**WHAT TO DO:** Reproduce all entries verbatim, with nothing added or dropped.

## Start RECORDS SHOWN

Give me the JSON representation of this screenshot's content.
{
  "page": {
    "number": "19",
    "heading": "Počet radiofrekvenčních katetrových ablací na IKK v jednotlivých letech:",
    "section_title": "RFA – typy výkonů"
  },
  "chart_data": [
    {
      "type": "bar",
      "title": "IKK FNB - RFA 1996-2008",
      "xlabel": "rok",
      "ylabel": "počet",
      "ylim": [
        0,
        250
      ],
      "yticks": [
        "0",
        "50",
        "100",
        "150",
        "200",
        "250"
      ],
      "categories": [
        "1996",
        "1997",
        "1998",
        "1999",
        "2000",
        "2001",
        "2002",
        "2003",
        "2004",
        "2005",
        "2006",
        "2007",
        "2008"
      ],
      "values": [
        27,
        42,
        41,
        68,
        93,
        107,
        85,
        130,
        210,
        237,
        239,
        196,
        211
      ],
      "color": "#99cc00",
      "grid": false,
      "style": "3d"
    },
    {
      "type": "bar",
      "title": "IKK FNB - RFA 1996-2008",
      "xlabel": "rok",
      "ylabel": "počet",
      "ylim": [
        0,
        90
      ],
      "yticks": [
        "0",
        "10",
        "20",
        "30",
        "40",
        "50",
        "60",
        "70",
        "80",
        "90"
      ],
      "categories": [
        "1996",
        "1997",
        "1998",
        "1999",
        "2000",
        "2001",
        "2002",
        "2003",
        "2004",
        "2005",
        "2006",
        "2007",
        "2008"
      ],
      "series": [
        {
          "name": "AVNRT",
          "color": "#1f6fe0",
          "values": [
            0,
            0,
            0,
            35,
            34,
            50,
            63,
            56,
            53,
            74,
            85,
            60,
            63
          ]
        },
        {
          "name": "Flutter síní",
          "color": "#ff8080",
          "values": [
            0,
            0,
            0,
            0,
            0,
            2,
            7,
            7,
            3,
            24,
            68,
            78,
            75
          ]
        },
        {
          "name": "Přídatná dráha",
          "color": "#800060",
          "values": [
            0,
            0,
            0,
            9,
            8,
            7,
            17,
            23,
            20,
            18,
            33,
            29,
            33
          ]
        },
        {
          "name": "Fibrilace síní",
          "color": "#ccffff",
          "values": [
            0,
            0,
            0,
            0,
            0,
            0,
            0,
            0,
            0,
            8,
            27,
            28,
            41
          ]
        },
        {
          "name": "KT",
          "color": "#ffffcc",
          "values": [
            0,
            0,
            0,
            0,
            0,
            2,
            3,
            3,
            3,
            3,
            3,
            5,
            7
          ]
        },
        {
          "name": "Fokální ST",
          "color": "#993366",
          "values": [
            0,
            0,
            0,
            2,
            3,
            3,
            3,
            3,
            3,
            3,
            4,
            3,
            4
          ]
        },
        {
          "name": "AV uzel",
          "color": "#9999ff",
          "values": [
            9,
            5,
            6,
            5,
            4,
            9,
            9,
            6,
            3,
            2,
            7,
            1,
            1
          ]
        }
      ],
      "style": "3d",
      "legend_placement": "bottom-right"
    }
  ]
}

## End RECORDS SHOWN

**COMPLETE ANSWER:**
Give me the JSON representation of this screenshot's content.
{
  "page": {
    "number": "19",
    "heading": "Počet radiofrekvenčních katetrových ablací na IKK v jednotlivých letech:",
    "section_title": "RFA – typy výkonů"
  },
  "chart_data": [
    {
      "type": "bar",
      "title": "IKK FNB - RFA 1996-2008",
      "xlabel": "rok",
      "ylabel": "počet",
      "ylim": [
        0,
        250
      ],
      "yticks": [
        "0",
        "50",
        "100",
        "150",
        "200",
        "250"
      ],
      "categories": [
        "1996",
        "1997",
        "1998",
        "1999",
        "2000",
        "2001",
        "2002",
        "2003",
        "2004",
        "2005",
        "2006",
        "2007",
        "2008"
      ],
      "values": [
        27,
        42,
        41,
        68,
        93,
        107,
        85,
        130,
        210,
        237,
        239,
        196,
        211
      ],
      "color": "#99cc00",
      "grid": false,
      "style": "3d"
    },
    {
      "type": "bar",
      "title": "IKK FNB - RFA 1996-2008",
      "xlabel": "rok",
      "ylabel": "počet",
      "ylim": [
        0,
        90
      ],
      "yticks": [
        "0",
        "10",
        "20",
        "30",
        "40",
        "50",
        "60",
        "70",
        "80",
        "90"
      ],
      "categories": [
        "1996",
        "1997",
        "1998",
        "1999",
        "2000",
        "2001",
        "2002",
        "2003",
        "2004",
        "2005",
        "2006",
        "2007",
        "2008"
      ],
      "series": [
        {
          "name": "AVNRT",
          "color": "#1f6fe0",
          "values": [
            0,
            0,
            0,
            35,
            34,
            50,
            63,
            56,
            53,
            74,
            85,
            60,
            63
          ]
        },
        {
          "name": "Flutter síní",
          "color": "#ff8080",
          "values": [
            0,
            0,
            0,
            0,
            0,
            2,
            7,
            7,
            3,
            24,
            68,
            78,
            75
          ]
        },
        {
          "name": "Přídatná dráha",
          "color": "#800060",
          "values": [
            0,
            0,
            0,
            9,
            8,
            7,
            17,
            23,
            20,
            18,
            33,
            29,
            33
          ]
        },
        {
          "name": "Fibrilace síní",
          "color": "#ccffff",
          "values": [
            0,
            0,
            0,
            0,
            0,
            0,
            0,
            0,
            0,
            8,
            27,
            28,
            41
          ]
        },
        {
          "name": "KT",
          "color": "#ffffcc",
          "values": [
            0,
            0,
            0,
            0,
            0,
            2,
            3,
            3,
            3,
            3,
            3,
            5,
            7
          ]
        },
        {
          "name": "Fokální ST",
          "color": "#993366",
          "values": [
            0,
            0,
            0,
            2,
            3,
            3,
            3,
            3,
            3,
            3,
            4,
            3,
            4
          ]
        },
        {
          "name": "AV uzel",
          "color": "#9999ff",
          "values": [
            9,
            5,
            6,
            5,
            4,
            9,
            9,
            6,
            3,
            2,
            7,
            1,
            1
          ]
        }
      ],
      "style": "3d",
      "legend_placement": "bottom-right"
    }
  ]
}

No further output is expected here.